* [WRITTEN TASK]:
Below are the records; locate each line with the word "this" and copy it.

* [STORED RECORDS]:

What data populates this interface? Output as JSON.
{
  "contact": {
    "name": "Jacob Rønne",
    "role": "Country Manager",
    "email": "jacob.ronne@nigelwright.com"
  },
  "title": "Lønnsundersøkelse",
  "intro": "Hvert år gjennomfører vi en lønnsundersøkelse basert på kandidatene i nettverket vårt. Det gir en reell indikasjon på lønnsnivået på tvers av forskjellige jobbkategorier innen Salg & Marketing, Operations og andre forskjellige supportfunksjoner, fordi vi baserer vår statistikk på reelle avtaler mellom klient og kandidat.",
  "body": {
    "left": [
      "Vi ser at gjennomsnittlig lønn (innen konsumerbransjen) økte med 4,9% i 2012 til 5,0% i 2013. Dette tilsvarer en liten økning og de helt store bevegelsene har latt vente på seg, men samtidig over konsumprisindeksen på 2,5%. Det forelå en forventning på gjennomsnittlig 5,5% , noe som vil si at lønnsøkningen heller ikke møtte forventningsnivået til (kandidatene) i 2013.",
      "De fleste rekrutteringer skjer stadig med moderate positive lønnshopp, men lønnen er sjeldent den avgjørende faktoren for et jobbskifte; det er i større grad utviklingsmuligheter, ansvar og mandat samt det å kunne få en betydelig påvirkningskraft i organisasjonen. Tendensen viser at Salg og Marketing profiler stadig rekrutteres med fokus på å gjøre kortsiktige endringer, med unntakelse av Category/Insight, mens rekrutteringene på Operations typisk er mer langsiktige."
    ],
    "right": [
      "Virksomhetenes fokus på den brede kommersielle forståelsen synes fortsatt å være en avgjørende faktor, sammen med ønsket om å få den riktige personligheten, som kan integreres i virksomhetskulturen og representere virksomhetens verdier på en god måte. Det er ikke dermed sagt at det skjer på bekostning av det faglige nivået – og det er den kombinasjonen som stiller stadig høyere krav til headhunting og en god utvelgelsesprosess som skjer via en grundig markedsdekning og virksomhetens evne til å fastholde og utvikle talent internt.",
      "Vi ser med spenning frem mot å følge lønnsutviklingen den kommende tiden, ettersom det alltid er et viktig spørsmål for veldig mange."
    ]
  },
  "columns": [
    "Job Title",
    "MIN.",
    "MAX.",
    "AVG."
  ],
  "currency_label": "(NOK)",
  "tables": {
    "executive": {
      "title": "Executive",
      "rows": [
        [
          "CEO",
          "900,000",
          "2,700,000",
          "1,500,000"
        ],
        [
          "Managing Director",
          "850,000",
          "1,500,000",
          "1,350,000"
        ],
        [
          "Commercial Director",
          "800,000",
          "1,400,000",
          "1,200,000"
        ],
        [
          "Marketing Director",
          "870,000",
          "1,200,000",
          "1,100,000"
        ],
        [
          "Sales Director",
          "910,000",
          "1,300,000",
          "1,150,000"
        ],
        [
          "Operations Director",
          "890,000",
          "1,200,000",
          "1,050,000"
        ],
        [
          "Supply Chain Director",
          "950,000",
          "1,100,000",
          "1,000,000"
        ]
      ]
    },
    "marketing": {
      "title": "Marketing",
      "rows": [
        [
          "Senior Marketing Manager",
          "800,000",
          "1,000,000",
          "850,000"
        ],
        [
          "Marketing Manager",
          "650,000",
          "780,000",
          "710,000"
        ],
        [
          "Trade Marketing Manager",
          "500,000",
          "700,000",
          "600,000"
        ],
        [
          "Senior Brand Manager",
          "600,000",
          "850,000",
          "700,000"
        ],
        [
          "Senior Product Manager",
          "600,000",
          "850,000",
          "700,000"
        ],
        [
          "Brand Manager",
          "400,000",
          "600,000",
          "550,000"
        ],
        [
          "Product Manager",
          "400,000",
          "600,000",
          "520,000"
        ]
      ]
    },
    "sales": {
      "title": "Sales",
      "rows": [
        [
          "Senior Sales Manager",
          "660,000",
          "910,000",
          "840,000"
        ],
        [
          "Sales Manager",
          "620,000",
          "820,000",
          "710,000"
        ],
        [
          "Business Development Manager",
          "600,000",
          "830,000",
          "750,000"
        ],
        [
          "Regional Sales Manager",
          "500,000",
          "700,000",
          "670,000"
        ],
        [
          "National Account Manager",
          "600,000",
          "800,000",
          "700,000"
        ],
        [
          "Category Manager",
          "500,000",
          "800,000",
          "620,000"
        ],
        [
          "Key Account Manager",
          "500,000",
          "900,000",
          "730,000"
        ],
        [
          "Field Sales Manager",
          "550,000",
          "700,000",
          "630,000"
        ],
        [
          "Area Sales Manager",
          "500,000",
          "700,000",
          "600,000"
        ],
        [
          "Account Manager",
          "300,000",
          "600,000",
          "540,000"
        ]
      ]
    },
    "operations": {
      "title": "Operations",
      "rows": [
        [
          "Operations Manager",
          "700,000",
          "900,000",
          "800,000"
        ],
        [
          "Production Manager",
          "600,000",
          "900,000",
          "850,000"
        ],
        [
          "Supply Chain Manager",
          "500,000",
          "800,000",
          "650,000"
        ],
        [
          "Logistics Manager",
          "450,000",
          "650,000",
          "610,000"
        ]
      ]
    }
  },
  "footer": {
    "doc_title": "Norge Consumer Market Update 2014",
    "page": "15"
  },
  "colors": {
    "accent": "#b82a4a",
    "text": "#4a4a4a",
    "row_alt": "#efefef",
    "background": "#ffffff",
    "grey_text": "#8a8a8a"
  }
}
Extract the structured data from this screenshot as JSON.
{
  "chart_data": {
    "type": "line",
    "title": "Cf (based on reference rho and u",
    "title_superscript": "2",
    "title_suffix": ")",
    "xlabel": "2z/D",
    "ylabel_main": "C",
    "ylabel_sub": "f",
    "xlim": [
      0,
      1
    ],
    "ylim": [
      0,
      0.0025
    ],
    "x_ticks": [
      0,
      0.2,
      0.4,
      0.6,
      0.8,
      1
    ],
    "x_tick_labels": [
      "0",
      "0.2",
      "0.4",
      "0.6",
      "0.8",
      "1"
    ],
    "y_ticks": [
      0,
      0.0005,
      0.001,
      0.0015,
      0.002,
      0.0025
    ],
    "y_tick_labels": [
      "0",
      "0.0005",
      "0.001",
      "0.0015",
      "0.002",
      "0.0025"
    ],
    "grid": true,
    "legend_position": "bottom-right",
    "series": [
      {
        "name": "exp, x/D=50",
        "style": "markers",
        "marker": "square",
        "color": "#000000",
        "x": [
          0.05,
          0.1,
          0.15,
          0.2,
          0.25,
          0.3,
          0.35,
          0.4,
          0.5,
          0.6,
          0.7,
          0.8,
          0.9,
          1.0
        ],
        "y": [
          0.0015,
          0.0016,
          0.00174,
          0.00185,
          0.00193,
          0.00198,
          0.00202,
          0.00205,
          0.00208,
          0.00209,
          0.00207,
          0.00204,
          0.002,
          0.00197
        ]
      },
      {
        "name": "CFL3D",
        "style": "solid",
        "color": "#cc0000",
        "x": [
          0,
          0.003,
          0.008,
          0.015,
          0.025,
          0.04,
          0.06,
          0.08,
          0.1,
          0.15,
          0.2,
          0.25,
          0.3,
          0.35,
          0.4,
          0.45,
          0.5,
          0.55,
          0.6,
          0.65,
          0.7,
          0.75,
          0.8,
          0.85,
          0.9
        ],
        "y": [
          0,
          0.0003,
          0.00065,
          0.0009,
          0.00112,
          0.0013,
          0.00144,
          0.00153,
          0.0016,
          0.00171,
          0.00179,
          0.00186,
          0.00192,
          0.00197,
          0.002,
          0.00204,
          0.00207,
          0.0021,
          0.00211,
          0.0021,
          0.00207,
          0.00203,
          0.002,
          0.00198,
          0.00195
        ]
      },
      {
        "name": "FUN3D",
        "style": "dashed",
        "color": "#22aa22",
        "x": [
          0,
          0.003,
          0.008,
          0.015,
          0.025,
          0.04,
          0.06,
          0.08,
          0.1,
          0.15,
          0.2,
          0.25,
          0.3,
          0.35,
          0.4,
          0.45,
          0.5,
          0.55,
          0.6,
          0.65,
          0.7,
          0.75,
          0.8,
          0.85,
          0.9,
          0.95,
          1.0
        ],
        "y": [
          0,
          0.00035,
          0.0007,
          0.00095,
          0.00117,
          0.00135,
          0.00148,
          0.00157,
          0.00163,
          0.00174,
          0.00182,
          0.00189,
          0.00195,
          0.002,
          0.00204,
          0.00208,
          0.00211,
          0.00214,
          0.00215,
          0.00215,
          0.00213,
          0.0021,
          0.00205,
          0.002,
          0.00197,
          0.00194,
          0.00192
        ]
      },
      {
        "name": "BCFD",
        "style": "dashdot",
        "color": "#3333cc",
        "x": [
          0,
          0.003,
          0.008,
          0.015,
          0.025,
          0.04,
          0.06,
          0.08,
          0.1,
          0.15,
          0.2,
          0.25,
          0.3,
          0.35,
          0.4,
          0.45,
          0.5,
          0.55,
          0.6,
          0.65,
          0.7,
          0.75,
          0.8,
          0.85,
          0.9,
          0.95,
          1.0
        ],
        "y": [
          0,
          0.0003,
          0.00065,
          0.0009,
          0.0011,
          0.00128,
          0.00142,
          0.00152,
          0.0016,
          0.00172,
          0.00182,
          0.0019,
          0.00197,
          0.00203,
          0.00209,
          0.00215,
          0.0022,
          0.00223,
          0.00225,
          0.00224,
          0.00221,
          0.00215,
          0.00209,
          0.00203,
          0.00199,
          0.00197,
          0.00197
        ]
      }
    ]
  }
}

* [OUTPUT]:
What data populates this interface? Output as JSON.
Extract the structured data from this screenshot as JSON.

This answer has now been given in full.